··· Data in this exercise
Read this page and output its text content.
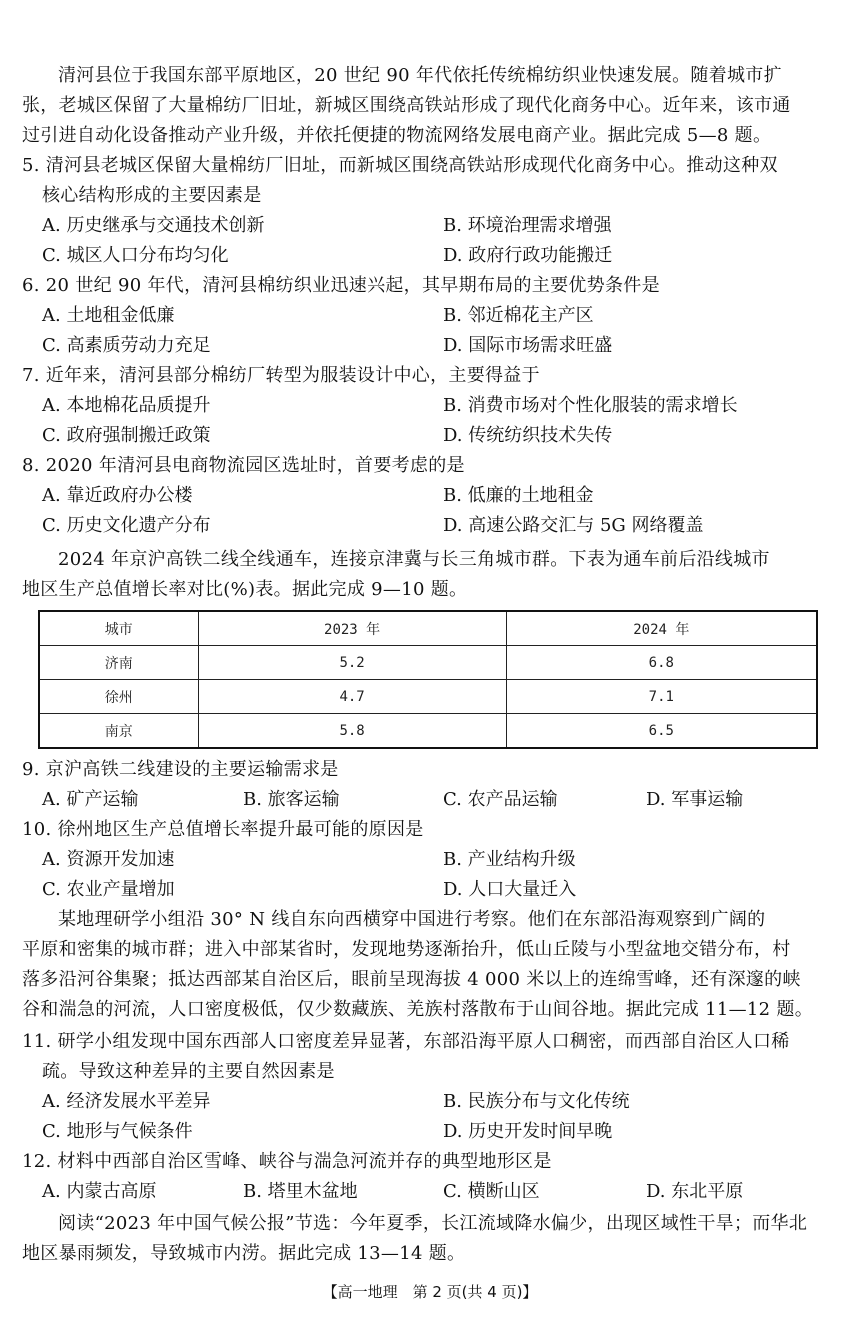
清河县位于我国东部平原地区，20 世纪 90 年代依托传统棉纺织业快速发展。随着城市扩
张，老城区保留了大量棉纺厂旧址，新城区围绕高铁站形成了现代化商务中心。近年来，该市通
过引进自动化设备推动产业升级，并依托便捷的物流网络发展电商产业。据此完成 5—8 题。
5. 清河县老城区保留大量棉纺厂旧址，而新城区围绕高铁站形成现代化商务中心。推动这种双
核心结构形成的主要因素是
A. 历史继承与交通技术创新	B. 环境治理需求增强
C. 城区人口分布均匀化	D. 政府行政功能搬迁
6. 20 世纪 90 年代，清河县棉纺织业迅速兴起，其早期布局的主要优势条件是
A. 土地租金低廉	B. 邻近棉花主产区
C. 高素质劳动力充足	D. 国际市场需求旺盛
7. 近年来，清河县部分棉纺厂转型为服装设计中心，主要得益于
A. 本地棉花品质提升	B. 消费市场对个性化服装的需求增长
C. 政府强制搬迁政策	D. 传统纺织技术失传
8. 2020 年清河县电商物流园区选址时，首要考虑的是
A. 靠近政府办公楼	B. 低廉的土地租金
C. 历史文化遗产分布	D. 高速公路交汇与 5G 网络覆盖
2024 年京沪高铁二线全线通车，连接京津冀与长三角城市群。下表为通车前后沿线城市
地区生产总值增长率对比(%)表。据此完成 9—10 题。
城市	2023 年	2024 年
济南	5.2	6.8
徐州	4.7	7.1
南京	5.8	6.5
9. 京沪高铁二线建设的主要运输需求是
A. 矿产运输	B. 旅客运输	C. 农产品运输	D. 军事运输
10. 徐州地区生产总值增长率提升最可能的原因是
A. 资源开发加速	B. 产业结构升级
C. 农业产量增加	D. 人口大量迁入
某地理研学小组沿 30° N 线自东向西横穿中国进行考察。他们在东部沿海观察到广阔的
平原和密集的城市群；进入中部某省时，发现地势逐渐抬升，低山丘陵与小型盆地交错分布，村
落多沿河谷集聚；抵达西部某自治区后，眼前呈现海拔 4 000 米以上的连绵雪峰，还有深邃的峡
谷和湍急的河流，人口密度极低，仅少数藏族、羌族村落散布于山间谷地。据此完成 11—12 题。
11. 研学小组发现中国东西部人口密度差异显著，东部沿海平原人口稠密，而西部自治区人口稀
疏。导致这种差异的主要自然因素是
A. 经济发展水平差异	B. 民族分布与文化传统
C. 地形与气候条件	D. 历史开发时间早晚
12. 材料中西部自治区雪峰、峡谷与湍急河流并存的典型地形区是
A. 内蒙古高原	B. 塔里木盆地	C. 横断山区	D. 东北平原
阅读“2023 年中国气候公报”节选：今年夏季，长江流域降水偏少，出现区域性干旱；而华北
地区暴雨频发，导致城市内涝。据此完成 13—14 题。
【高一地理　第 2 页(共 4 页)】
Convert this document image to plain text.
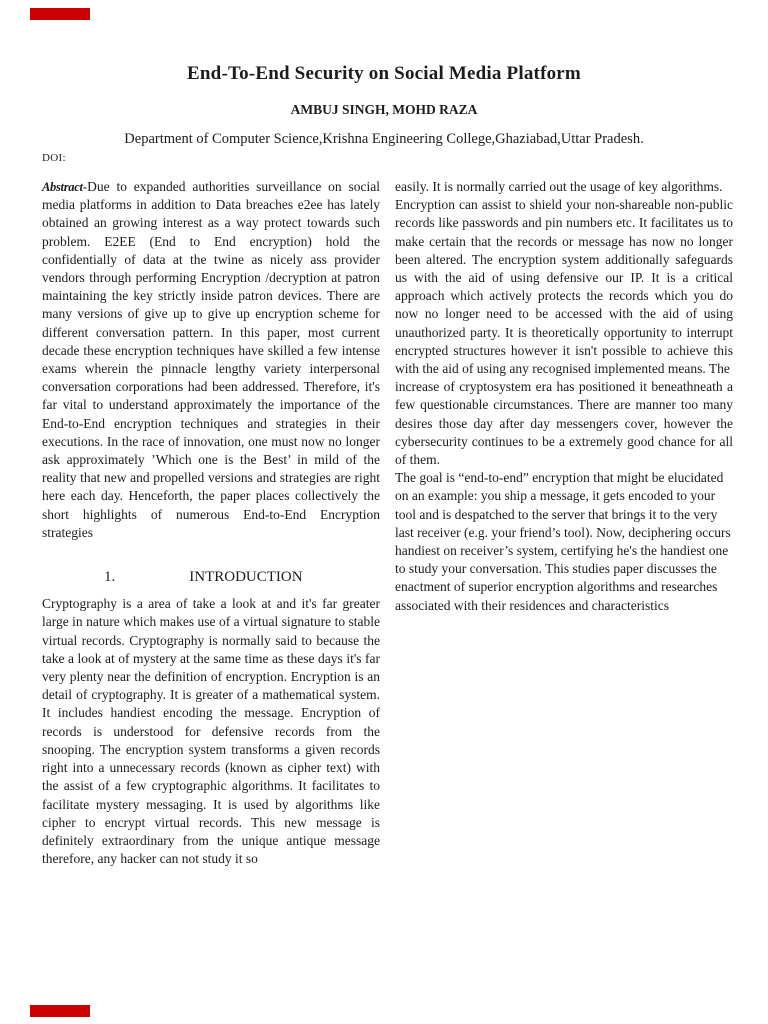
End-To-End Security on Social Media Platform
AMBUJ SINGH, MOHD RAZA
Department of Computer Science,Krishna Engineering College,Ghaziabad,Uttar Pradesh.
DOI:

Abstract-Due to expanded authorities surveillance on social media platforms in addition to Data breaches e2ee has lately obtained an growing interest as a way protect towards such problem. E2EE (End to End encryption) hold the confidentially of data at the twine as nicely ass provider vendors through performing Encryption /decryption at patron maintaining the key strictly inside patron devices. There are many versions of give up to give up encryption scheme for different conversation pattern. In this paper, most current decade these encryption techniques have skilled a few intense exams wherein the pinnacle lengthy variety interpersonal conversation corporations had been addressed. Therefore, it's far vital to understand approximately the importance of the End-to-End encryption techniques and strategies in their executions. In the race of innovation, one must now no longer ask approximately ’Which one is the Best’ in mild of the reality that new and propelled versions and strategies are right here each day. Henceforth, the paper places collectively the short highlights of numerous End-to-End Encryption strategies

1.	INTRODUCTION

Cryptography is a area of take a look at and it's far greater large in nature which makes use of a virtual signature to stable virtual records. Cryptography is normally said to because the take a look at of mystery at the same time as these days it's far very plenty near the definition of encryption. Encryption is an detail of cryptography. It is greater of a mathematical system. It includes handiest encoding the message. Encryption of records is understood for defensive records from the snooping. The encryption system transforms a given records right into a unnecessary records (known as cipher text) with the assist of a few cryptographic algorithms. It facilitates to facilitate mystery messaging. It is used by algorithms like cipher to encrypt virtual records. This new message is definitely extraordinary from the unique antique message therefore, any hacker can not study it so

easily. It is normally carried out the usage of key algorithms.

Encryption can assist to shield your non-shareable non-public records like passwords and pin numbers etc. It facilitates us to make certain that the records or message has now no longer been altered. The encryption system additionally safeguards us with the aid of using defensive our IP. It is a critical approach which actively protects the records which you do now no longer need to be accessed with the aid of using unauthorized party. It is theoretically opportunity to interrupt encrypted structures however it isn't possible to achieve this with the aid of using any recognised implemented means. The

increase of cryptosystem era has positioned it beneathneath a few questionable circumstances. There are manner too many desires those day after day messengers cover, however the cybersecurity continues to be a extremely good chance for all of them.

The goal is “end-to-end” encryption that might be elucidated on an example: you ship a message, it gets encoded to your tool and is despatched to the server that brings it to the very last receiver (e.g. your friend’s tool). Now, deciphering occurs handiest on receiver’s system, certifying he's the handiest one to study your conversation. This studies paper discusses the enactment of superior encryption algorithms and researches associated with their residences and characteristics
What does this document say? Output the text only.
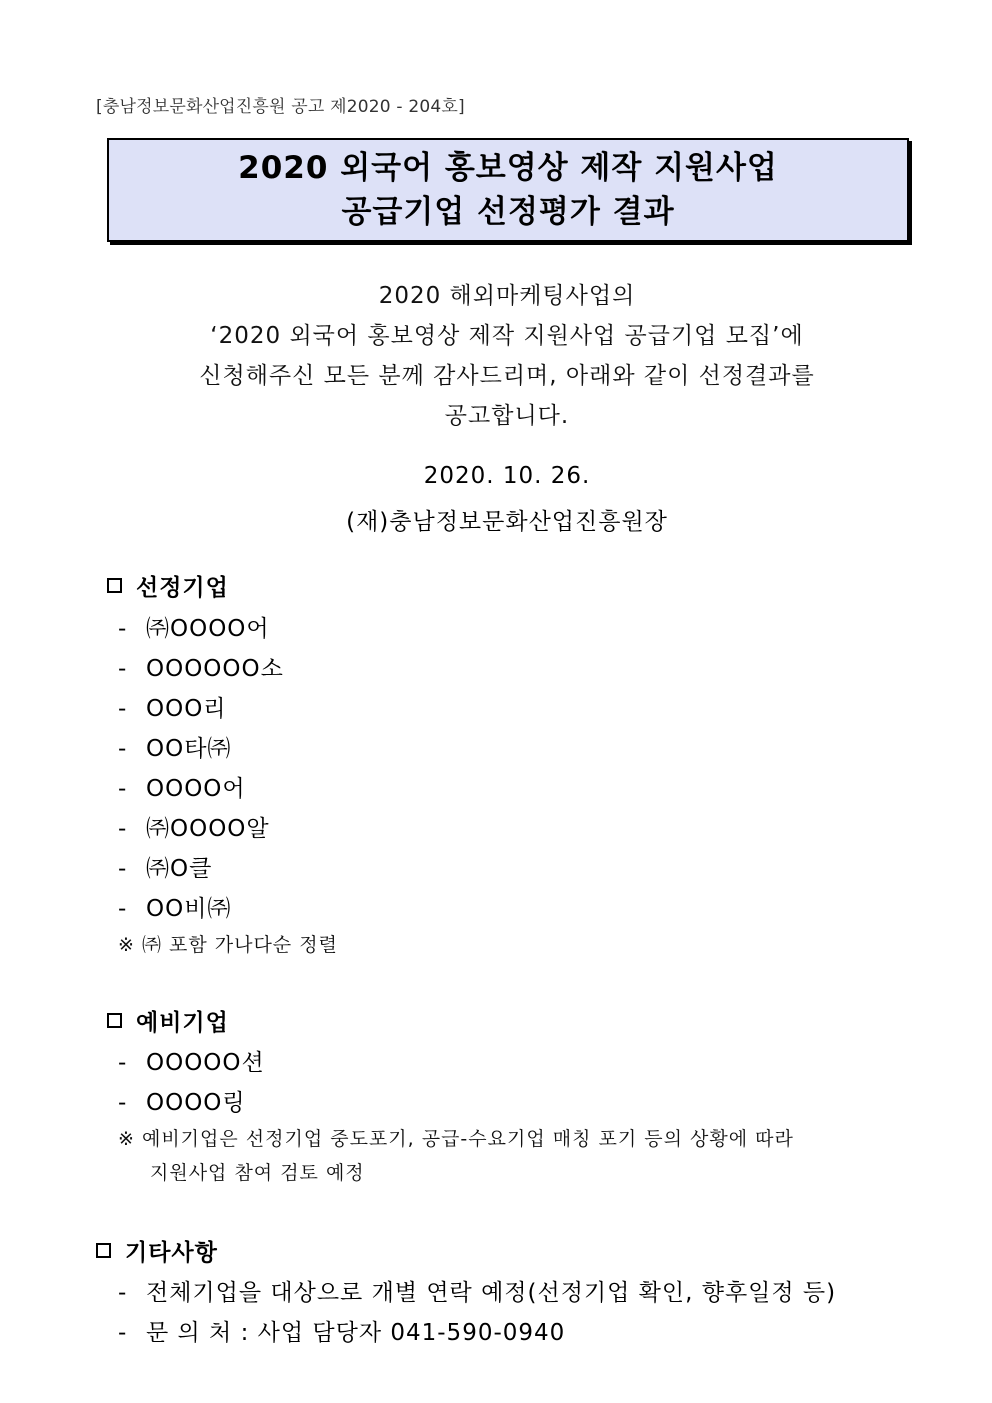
[충남정보문화산업진흥원 공고 제2020 - 204호]
2020 외국어 홍보영상 제작 지원사업
공급기업 선정평가 결과
2020 해외마케팅사업의
‘2020 외국어 홍보영상 제작 지원사업 공급기업 모집’에
신청해주신 모든 분께 감사드리며, 아래와 같이 선정결과를
공고합니다.
2020. 10. 26.
(재)충남정보문화산업진흥원장
선정기업
- ㈜OOOO어
- OOOOOO소
- OOO리
- OO타㈜
- OOOO어
- ㈜OOOO알
- ㈜O클
- OO비㈜
※ ㈜ 포함 가나다순 정렬
예비기업
- OOOOO션
- OOOO링
※ 예비기업은 선정기업 중도포기, 공급-수요기업 매칭 포기 등의 상황에 따라
지원사업 참여 검토 예정
기타사항
- 전체기업을 대상으로 개별 연락 예정(선정기업 확인, 향후일정 등)
- 문 의 처 : 사업 담당자 041-590-0940
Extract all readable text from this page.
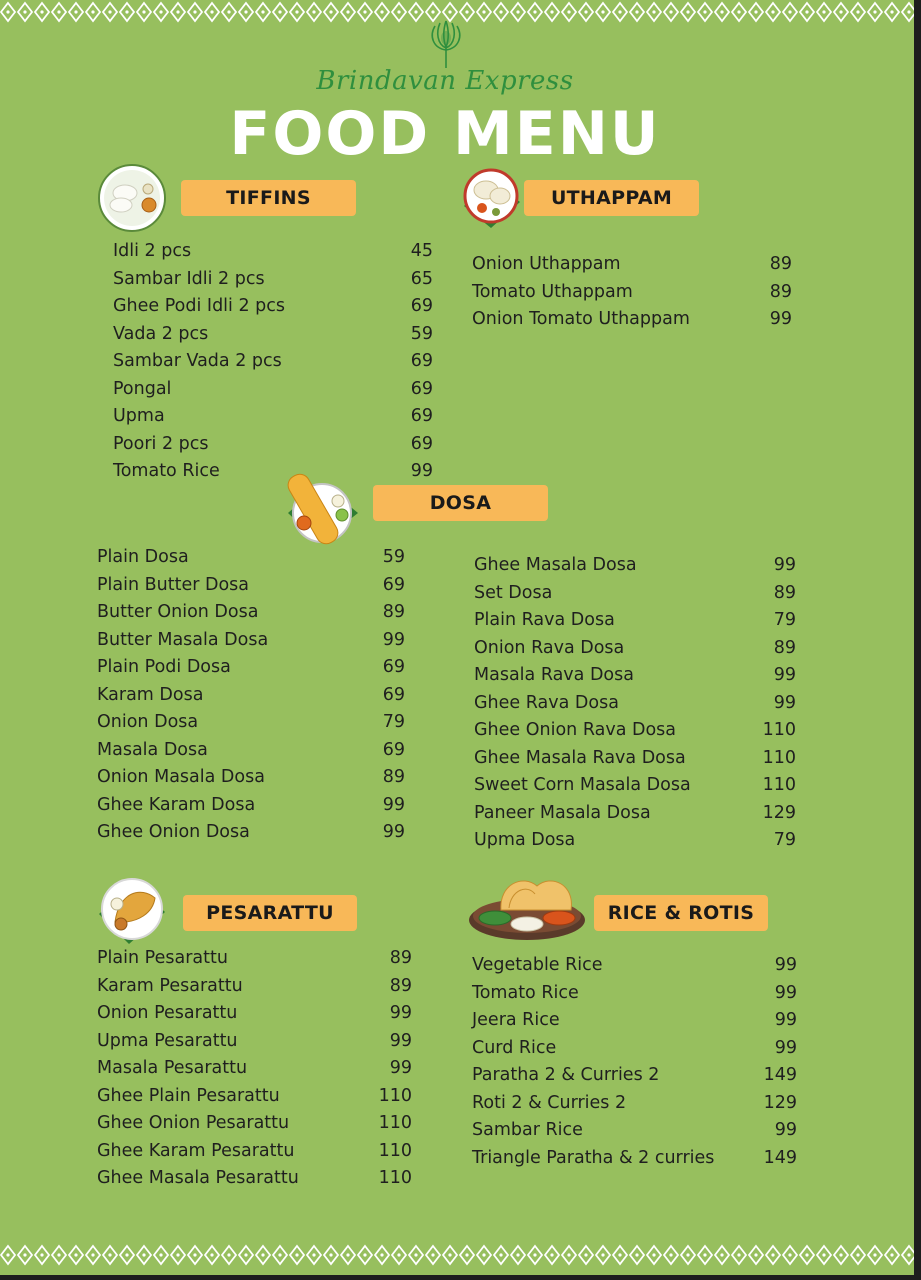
Brindavan Express
FOOD MENU
TIFFINS
Idli 2 pcs	45
Sambar Idli 2 pcs	65
Ghee Podi Idli 2 pcs	69
Vada 2 pcs	59
Sambar Vada 2 pcs	69
Pongal	69
Upma	69
Poori 2 pcs	69
Tomato Rice	99
UTHAPPAM
Onion Uthappam	89
Tomato Uthappam	89
Onion Tomato Uthappam	99
DOSA
Plain Dosa	59
Plain Butter Dosa	69
Butter Onion Dosa	89
Butter Masala Dosa	99
Plain Podi Dosa	69
Karam Dosa	69
Onion Dosa	79
Masala Dosa	69
Onion Masala Dosa	89
Ghee Karam Dosa	99
Ghee Onion Dosa	99
Ghee Masala Dosa	99
Set Dosa	89
Plain Rava Dosa	79
Onion Rava Dosa	89
Masala Rava Dosa	99
Ghee Rava Dosa	99
Ghee Onion Rava Dosa	110
Ghee Masala Rava Dosa	110
Sweet Corn Masala Dosa	110
Paneer Masala Dosa	129
Upma Dosa	79
PESARATTU
Plain Pesarattu	89
Karam Pesarattu	89
Onion Pesarattu	99
Upma Pesarattu	99
Masala Pesarattu	99
Ghee Plain Pesarattu	110
Ghee Onion Pesarattu	110
Ghee Karam Pesarattu	110
Ghee Masala Pesarattu	110
RICE & ROTIS
Vegetable Rice	99
Tomato Rice	99
Jeera Rice	99
Curd Rice	99
Paratha 2 & Curries 2	149
Roti 2 & Curries 2	129
Sambar Rice	99
Triangle Paratha & 2 curries	149
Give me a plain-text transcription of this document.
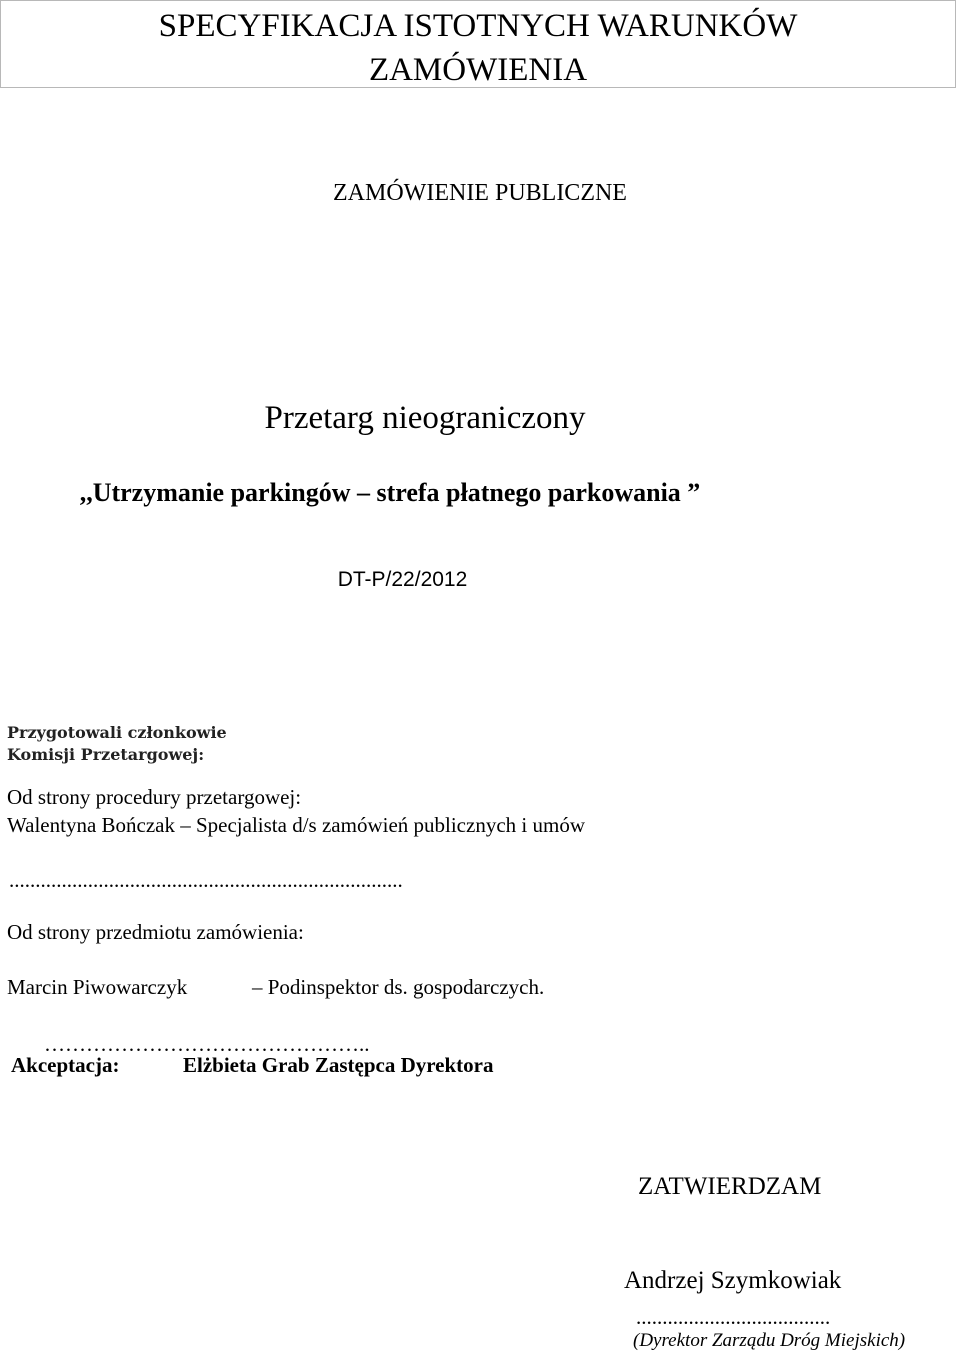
SPECYFIKACJA ISTOTNYCH WARUNKÓW
ZAMÓWIENIA
ZAMÓWIENIE PUBLICZNE
Przetarg nieograniczony
,,Utrzymanie parkingów – strefa płatnego parkowania ”
DT-P/22/2012
Przygotowali członkowie
Komisji Przetargowej:
Od strony procedury przetargowej:
Walentyna Bończak – Specjalista d/s zamówień publicznych i umów
...........................................................................
Od strony przedmiotu zamówienia:
Marcin Piwowarczyk	– Podinspektor ds. gospodarczych.
………………………………………..
Akceptacja:	Elżbieta Grab Zastępca Dyrektora
ZATWIERDZAM
Andrzej Szymkowiak
.....................................
(Dyrektor Zarządu Dróg Miejskich)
······
Work to complete: Show the lines of the records that contain the word "Rava".

Completed task:
Plain Rava Dosa	79
Onion Rava Dosa	89
Masala Rava Dosa	99
Ghee Rava Dosa	99
Ghee Onion Rava Dosa	110
Ghee Masala Rava Dosa	110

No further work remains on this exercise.